**Work instructions**
Check every line of the material below for the string "GENERAL", and return the ones that have it.

Data records:
***

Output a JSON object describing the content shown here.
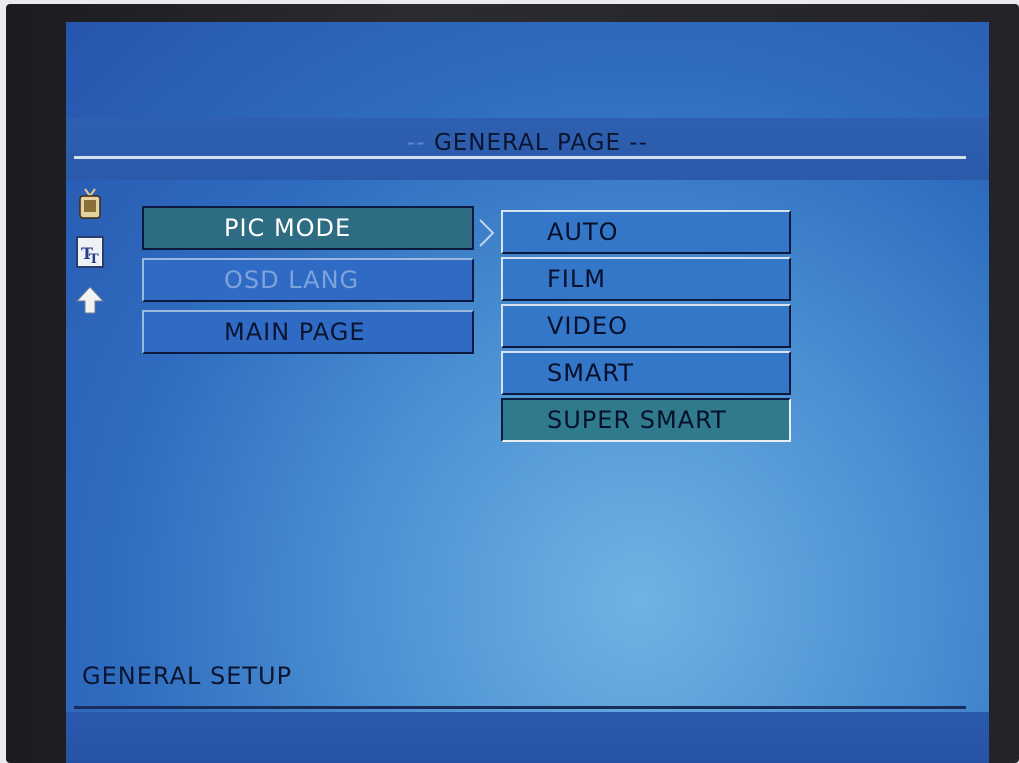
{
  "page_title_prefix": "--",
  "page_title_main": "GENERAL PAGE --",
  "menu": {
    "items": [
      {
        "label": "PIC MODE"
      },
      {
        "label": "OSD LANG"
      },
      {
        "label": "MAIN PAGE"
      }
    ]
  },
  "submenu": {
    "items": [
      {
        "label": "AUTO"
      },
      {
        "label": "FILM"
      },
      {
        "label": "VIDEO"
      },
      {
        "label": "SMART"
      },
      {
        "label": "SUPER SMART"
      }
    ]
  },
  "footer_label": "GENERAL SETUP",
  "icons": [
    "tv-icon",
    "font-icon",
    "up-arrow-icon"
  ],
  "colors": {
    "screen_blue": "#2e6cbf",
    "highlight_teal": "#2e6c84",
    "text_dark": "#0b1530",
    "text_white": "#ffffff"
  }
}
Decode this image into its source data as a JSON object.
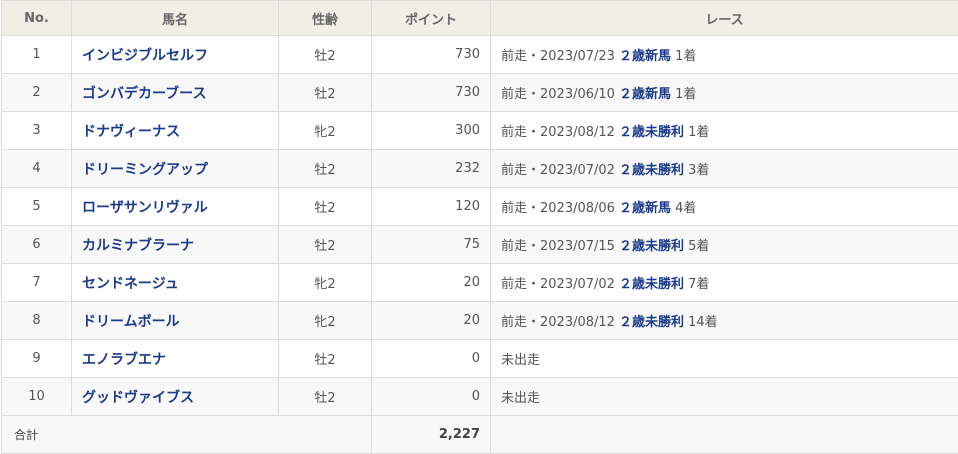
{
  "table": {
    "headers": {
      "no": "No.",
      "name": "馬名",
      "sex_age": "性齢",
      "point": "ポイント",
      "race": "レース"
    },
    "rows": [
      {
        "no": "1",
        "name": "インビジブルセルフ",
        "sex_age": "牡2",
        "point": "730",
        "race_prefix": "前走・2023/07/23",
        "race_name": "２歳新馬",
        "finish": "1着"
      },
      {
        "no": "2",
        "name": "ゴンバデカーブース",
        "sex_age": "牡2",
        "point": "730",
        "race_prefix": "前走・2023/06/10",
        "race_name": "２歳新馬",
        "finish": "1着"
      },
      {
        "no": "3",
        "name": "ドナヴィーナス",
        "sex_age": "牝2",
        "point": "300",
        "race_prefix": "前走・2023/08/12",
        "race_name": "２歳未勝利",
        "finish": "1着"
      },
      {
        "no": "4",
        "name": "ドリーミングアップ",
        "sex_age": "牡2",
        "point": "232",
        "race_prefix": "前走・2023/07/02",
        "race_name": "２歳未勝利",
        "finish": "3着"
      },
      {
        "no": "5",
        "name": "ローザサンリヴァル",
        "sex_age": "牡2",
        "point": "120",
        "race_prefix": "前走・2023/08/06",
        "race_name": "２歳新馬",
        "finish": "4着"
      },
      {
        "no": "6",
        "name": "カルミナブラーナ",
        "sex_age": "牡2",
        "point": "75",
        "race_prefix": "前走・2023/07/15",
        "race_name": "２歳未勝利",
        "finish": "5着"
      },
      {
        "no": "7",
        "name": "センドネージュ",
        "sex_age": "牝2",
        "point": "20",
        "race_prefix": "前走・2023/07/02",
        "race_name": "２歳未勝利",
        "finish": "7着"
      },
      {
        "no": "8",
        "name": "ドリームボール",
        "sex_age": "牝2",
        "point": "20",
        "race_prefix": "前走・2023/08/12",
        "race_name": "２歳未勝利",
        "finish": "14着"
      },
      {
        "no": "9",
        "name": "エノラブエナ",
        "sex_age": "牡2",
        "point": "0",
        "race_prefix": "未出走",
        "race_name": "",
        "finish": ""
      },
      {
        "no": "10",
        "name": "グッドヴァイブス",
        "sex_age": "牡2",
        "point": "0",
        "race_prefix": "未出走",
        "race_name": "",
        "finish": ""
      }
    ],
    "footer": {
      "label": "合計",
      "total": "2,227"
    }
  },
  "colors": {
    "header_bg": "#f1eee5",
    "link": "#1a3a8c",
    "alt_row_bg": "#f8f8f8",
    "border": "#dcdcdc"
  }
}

***

**The output**
  "page_title_main": "GENERAL PAGE --",
  "footer_label": "GENERAL SETUP",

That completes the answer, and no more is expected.